REQUIRED WORK — Exactly as written, retype the listing below, omitting the pictures.

Items listed in a dataset:

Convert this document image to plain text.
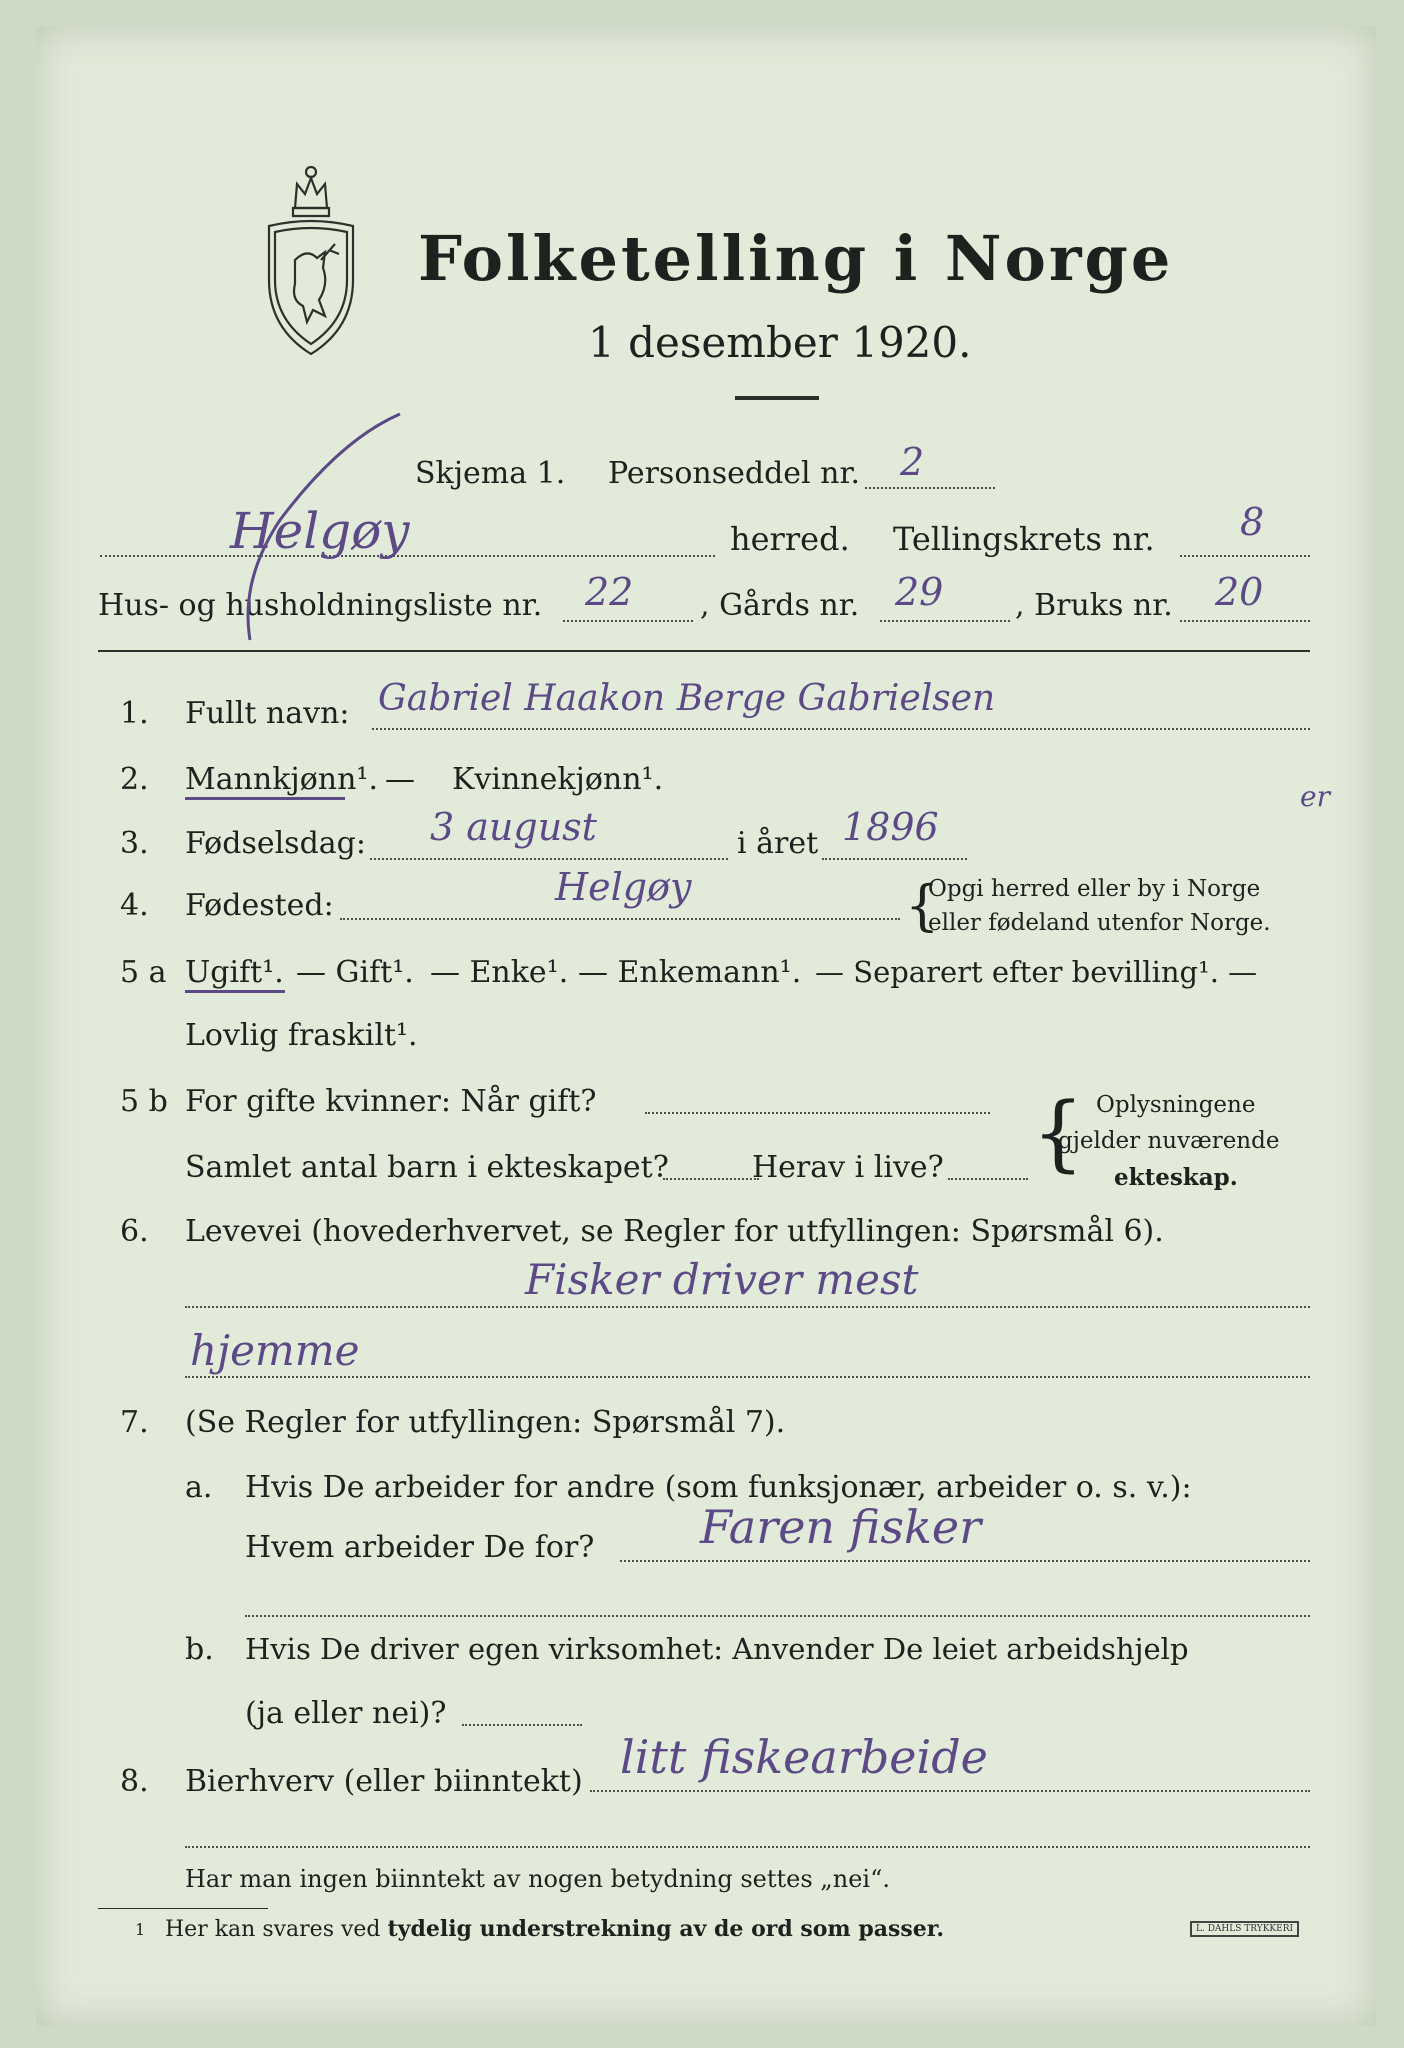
Folketelling i Norge
1 desember 1920.
Skjema 1. Personseddel nr. 2
Helgøy	herred. Tellingskrets nr. 8
Hus- og husholdningsliste nr. 22 , Gårds nr. 29 , Bruks nr. 20
1. Fullt navn: Gabriel Haakon Berge Gabrielsen
2. Mannkjønn¹. — Kvinnekjønn¹.
3. Fødselsdag: 3 august	i året 1896
er
4. Fødested:	Helgøy	{
Opgi herred eller by i Norge
eller fødeland utenfor Norge.
5 a Ugift¹. — Gift¹. — Enke¹. — Enkemann¹. — Separert efter bevilling¹. —
Lovlig fraskilt¹.
5 b For gifte kvinner: Når gift?
Samlet antal barn i ekteskapet?	Herav i live? { Oplysningene
gjelder nuværende
ekteskap.
6. Levevei (hovederhvervet, se Regler for utfyllingen: Spørsmål 6).
Fisker driver mest
hjemme
7. (Se Regler for utfyllingen: Spørsmål 7).
a. Hvis De arbeider for andre (som funksjonær, arbeider o. s. v.):
Hvem arbeider De for? Faren fisker
b. Hvis De driver egen virksomhet: Anvender De leiet arbeidshjelp
(ja eller nei)?
8. Bierhverv (eller biinntekt) litt fiskearbeide
Har man ingen biinntekt av nogen betydning settes „nei“.
1 Her kan svares ved tydelig understrekning av de ord som passer.	L. DAHLS TRYKKERI
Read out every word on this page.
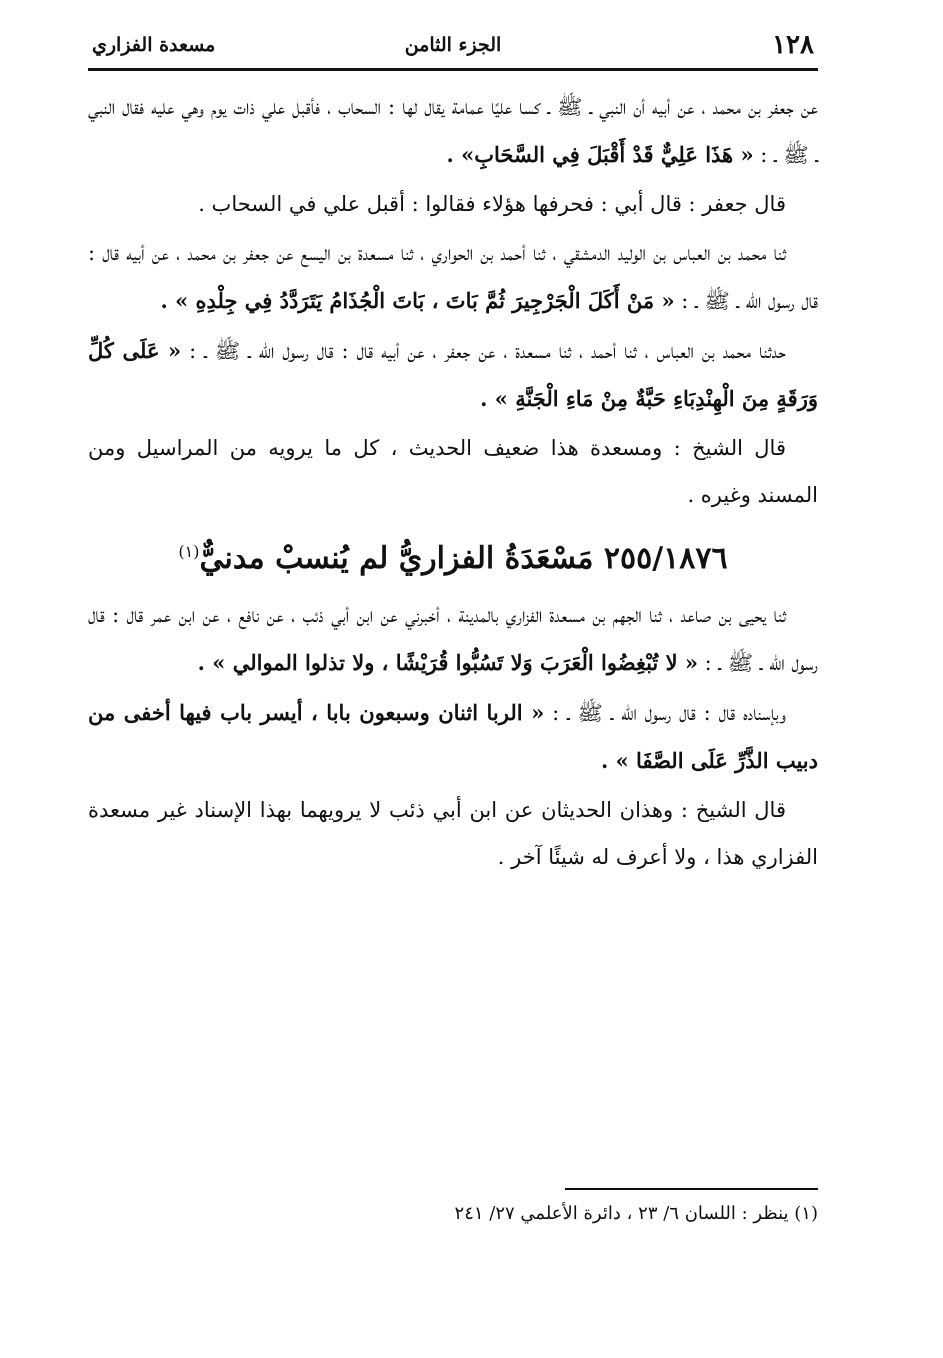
١٢٨
الجزء الثامن
مسعدة الفزاري

عن جعفر بن محمد ، عن أبيه أن النبي ـ ﷺ ـ كسا عليًا عمامة يقال لها : السحاب ، فأقبل علي ذات يوم وهي عليه فقال النبي ـ ﷺ ـ : « هَذَا عَلِيٌّ قَدْ أَقْبَلَ فِي السَّحَابِ» .

قال جعفر : قال أبي : فحرفها هؤلاء فقالوا : أقبل علي في السحاب .

ثنا محمد بن العباس بن الوليد الدمشقي ، ثنا أحمد بن الحواري ، ثنا مسعدة بن اليسع عن جعفر بن محمد ، عن أبيه قال : قال رسول الله ـ ﷺ ـ : « مَنْ أَكَلَ الْجَرْجِيرَ ثُمَّ بَاتَ ، بَاتَ الْجُذَامُ يَتَرَدَّدُ فِي جِلْدِهِ » .

حدثنا محمد بن العباس ، ثنا أحمد ، ثنا مسعدة ، عن جعفر ، عن أبيه قال : قال رسول الله ـ ﷺ ـ : « عَلَى كُلِّ وَرَقَةٍ مِنَ الْهِنْدِبَاءِ حَبَّةٌ مِنْ مَاءِ الْجَنَّةِ » .

قال الشيخ : ومسعدة هذا ضعيف الحديث ، كل ما يرويه من المراسيل ومن المسند وغيره .

٢٥٥/١٨٧٦ مَسْعَدَةُ الفزاريُّ لم يُنسبْ مدنيٌّ$^{(١)}$

ثنا يحيى بن صاعد ، ثنا الجهم بن مسعدة الفزاري بالمدينة ، أخبرني عن ابن أبي ذئب ، عن نافع ، عن ابن عمر قال : قال رسول الله ـ ﷺ ـ : « لا تُبْغِضُوا الْعَرَبَ وَلا تَسُبُّوا قُرَيْشًا ، ولا تذلوا الموالي » .

وبإسناده قال : قال رسول الله ـ ﷺ ـ : « الربا اثنان وسبعون بابا ، أيسر باب فيها أخفى من دبيب الذَّرِّ عَلَى الصَّفَا » .

قال الشيخ : وهذان الحديثان عن ابن أبي ذئب لا يرويهما بهذا الإسناد غير مسعدة الفزاري هذا ، ولا أعرف له شيئًا آخر .

(١) ينظر : اللسان ٦/ ٢٣ ، دائرة الأعلمي ٢٧/ ٢٤١
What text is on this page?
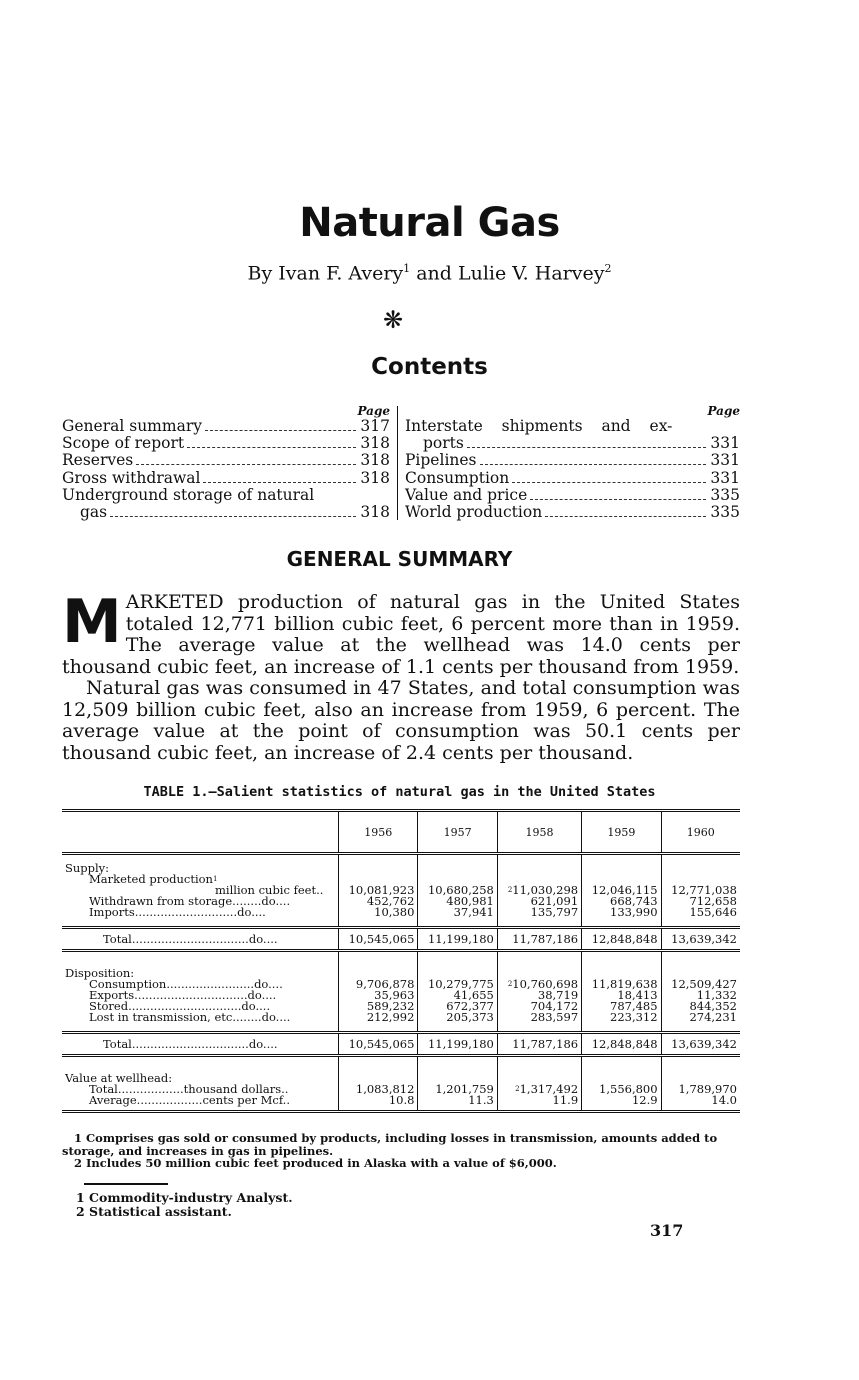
Natural Gas
By Ivan F. Avery$^1$ and Lulie V. Harvey$^2$
❋
Contents
Page
General summary	317
Scope of report	318
Reserves	318
Gross withdrawal	318
Underground storage of natural
gas	318
Page
Interstate shipments and ex-
ports	331
Pipelines	331
Consumption	331
Value and price	335
World production	335
GENERAL SUMMARY

MARKETED production of natural gas in the United States totaled 12,771 billion cubic feet, 6 percent more than in 1959. The average value at the wellhead was 14.0 cents per thousand cubic feet, an increase of 1.1 cents per thousand from 1959.

Natural gas was consumed in 47 States, and total consumption was 12,509 billion cubic feet, also an increase from 1959, 6 percent. The average value at the point of consumption was 50.1 cents per thousand cubic feet, an increase of 2.4 cents per thousand.

TABLE 1.—Salient statistics of natural gas in the United States
	1956	1957	1958	1959	1960

Supply:					
Marketed production$^1$					
million cubic feet..	10,081,923	10,680,258	$^2$11,030,298	12,046,115	12,771,038
Withdrawn from storage........do....	452,762	480,981	621,091	668,743	712,658
Imports............................do....	10,380	37,941	135,797	133,990	155,646

Total................................do....	10,545,065	11,199,180	11,787,186	12,848,848	13,639,342

Disposition:					
Consumption........................do....	9,706,878	10,279,775	$^2$10,760,698	11,819,638	12,509,427
Exports...............................do....	35,963	41,655	38,719	18,413	11,332
Stored...............................do....	589,232	672,377	704,172	787,485	844,352
Lost in transmission, etc........do....	212,992	205,373	283,597	223,312	274,231

Total................................do....	10,545,065	11,199,180	11,787,186	12,848,848	13,639,342

Value at wellhead:					
Total..................thousand dollars..	1,083,812	1,201,759	$^2$1,317,492	1,556,800	1,789,970
Average..................cents per Mcf..	10.8	11.3	11.9	12.9	14.0

1 Comprises gas sold or consumed by products, including losses in transmission, amounts added to storage, and increases in gas in pipelines.

2 Includes 50 million cubic feet produced in Alaska with a value of $6,000.

1 Commodity-industry Analyst.

2 Statistical assistant.

317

SOLUTION FOR THIS TASK —
Convert this document image to plain text.
Folketelling i Norge
1 desember 1920.
Skjema 1. Personseddel nr. 2
Helgøy	herred. Tellingskrets nr. 8
Hus- og husholdningsliste nr. 22 , Gårds nr. 29 , Bruks nr. 20
1. Fullt navn: Gabriel Haakon Berge Gabrielsen
2. Mannkjønn¹. — Kvinnekjønn¹.
3. Fødselsdag: 3 august	i året 1896
er
4. Fødested:	Helgøy	{
Opgi herred eller by i Norge
eller fødeland utenfor Norge.
5 a Ugift¹. — Gift¹. — Enke¹. — Enkemann¹. — Separert efter bevilling¹. —
Lovlig fraskilt¹.
5 b For gifte kvinner: Når gift?
Samlet antal barn i ekteskapet?	Herav i live? { Oplysningene
gjelder nuværende
ekteskap.
6. Levevei (hovederhvervet, se Regler for utfyllingen: Spørsmål 6).
Fisker driver mest
hjemme
7. (Se Regler for utfyllingen: Spørsmål 7).
a. Hvis De arbeider for andre (som funksjonær, arbeider o. s. v.):
Hvem arbeider De for? Faren fisker
b. Hvis De driver egen virksomhet: Anvender De leiet arbeidshjelp
(ja eller nei)?
8. Bierhverv (eller biinntekt) litt fiskearbeide
Har man ingen biinntekt av nogen betydning settes „nei“.
1 Her kan svares ved tydelig understrekning av de ord som passer.	L. DAHLS TRYKKERI
Read out every word on this page.
١٢٨
الجزء الثامن
مسعدة الفزاري

عن جعفر بن محمد ، عن أبيه أن النبي ـ ﷺ ـ كسا عليًا عمامة يقال لها : السحاب ، فأقبل علي ذات يوم وهي عليه فقال النبي ـ ﷺ ـ : « هَذَا عَلِيٌّ قَدْ أَقْبَلَ فِي السَّحَابِ» .

قال جعفر : قال أبي : فحرفها هؤلاء فقالوا : أقبل علي في السحاب .

ثنا محمد بن العباس بن الوليد الدمشقي ، ثنا أحمد بن الحواري ، ثنا مسعدة بن اليسع عن جعفر بن محمد ، عن أبيه قال : قال رسول الله ـ ﷺ ـ : « مَنْ أَكَلَ الْجَرْجِيرَ ثُمَّ بَاتَ ، بَاتَ الْجُذَامُ يَتَرَدَّدُ فِي جِلْدِهِ » .

حدثنا محمد بن العباس ، ثنا أحمد ، ثنا مسعدة ، عن جعفر ، عن أبيه قال : قال رسول الله ـ ﷺ ـ : « عَلَى كُلِّ وَرَقَةٍ مِنَ الْهِنْدِبَاءِ حَبَّةٌ مِنْ مَاءِ الْجَنَّةِ » .

قال الشيخ : ومسعدة هذا ضعيف الحديث ، كل ما يرويه من المراسيل ومن المسند وغيره .

٢٥٥/١٨٧٦ مَسْعَدَةُ الفزاريُّ لم يُنسبْ مدنيٌّ$^{(١)}$

ثنا يحيى بن صاعد ، ثنا الجهم بن مسعدة الفزاري بالمدينة ، أخبرني عن ابن أبي ذئب ، عن نافع ، عن ابن عمر قال : قال رسول الله ـ ﷺ ـ : « لا تُبْغِضُوا الْعَرَبَ وَلا تَسُبُّوا قُرَيْشًا ، ولا تذلوا الموالي » .

وبإسناده قال : قال رسول الله ـ ﷺ ـ : « الربا اثنان وسبعون بابا ، أيسر باب فيها أخفى من دبيب الذَّرِّ عَلَى الصَّفَا » .

قال الشيخ : وهذان الحديثان عن ابن أبي ذئب لا يرويهما بهذا الإسناد غير مسعدة الفزاري هذا ، ولا أعرف له شيئًا آخر .

(١) ينظر : اللسان ٦/ ٢٣ ، دائرة الأعلمي ٢٧/ ٢٤١
What text is on this page?
Natural Gas
By Ivan F. Avery$^1$ and Lulie V. Harvey$^2$
❋
Contents
Page
General summary	317
Scope of report	318
Reserves	318
Gross withdrawal	318
Underground storage of natural
gas	318
Page
Interstate shipments and ex-
ports	331
Pipelines	331
Consumption	331
Value and price	335
World production	335
GENERAL SUMMARY

MARKETED production of natural gas in the United States totaled 12,771 billion cubic feet, 6 percent more than in 1959. The average value at the wellhead was 14.0 cents per thousand cubic feet, an increase of 1.1 cents per thousand from 1959.

Natural gas was consumed in 47 States, and total consumption was 12,509 billion cubic feet, also an increase from 1959, 6 percent. The average value at the point of consumption was 50.1 cents per thousand cubic feet, an increase of 2.4 cents per thousand.

TABLE 1.—Salient statistics of natural gas in the United States
	1956	1957	1958	1959	1960

Supply:					
Marketed production$^1$					
million cubic feet..	10,081,923	10,680,258	$^2$11,030,298	12,046,115	12,771,038
Withdrawn from storage........do....	452,762	480,981	621,091	668,743	712,658
Imports............................do....	10,380	37,941	135,797	133,990	155,646

Total................................do....	10,545,065	11,199,180	11,787,186	12,848,848	13,639,342

Disposition:					
Consumption........................do....	9,706,878	10,279,775	$^2$10,760,698	11,819,638	12,509,427
Exports...............................do....	35,963	41,655	38,719	18,413	11,332
Stored...............................do....	589,232	672,377	704,172	787,485	844,352
Lost in transmission, etc........do....	212,992	205,373	283,597	223,312	274,231

Total................................do....	10,545,065	11,199,180	11,787,186	12,848,848	13,639,342

Value at wellhead:					
Total..................thousand dollars..	1,083,812	1,201,759	$^2$1,317,492	1,556,800	1,789,970
Average..................cents per Mcf..	10.8	11.3	11.9	12.9	14.0

1 Comprises gas sold or consumed by products, including losses in transmission, amounts added to storage, and increases in gas in pipelines.

2 Includes 50 million cubic feet produced in Alaska with a value of $6,000.

1 Commodity-industry Analyst.

2 Statistical assistant.

317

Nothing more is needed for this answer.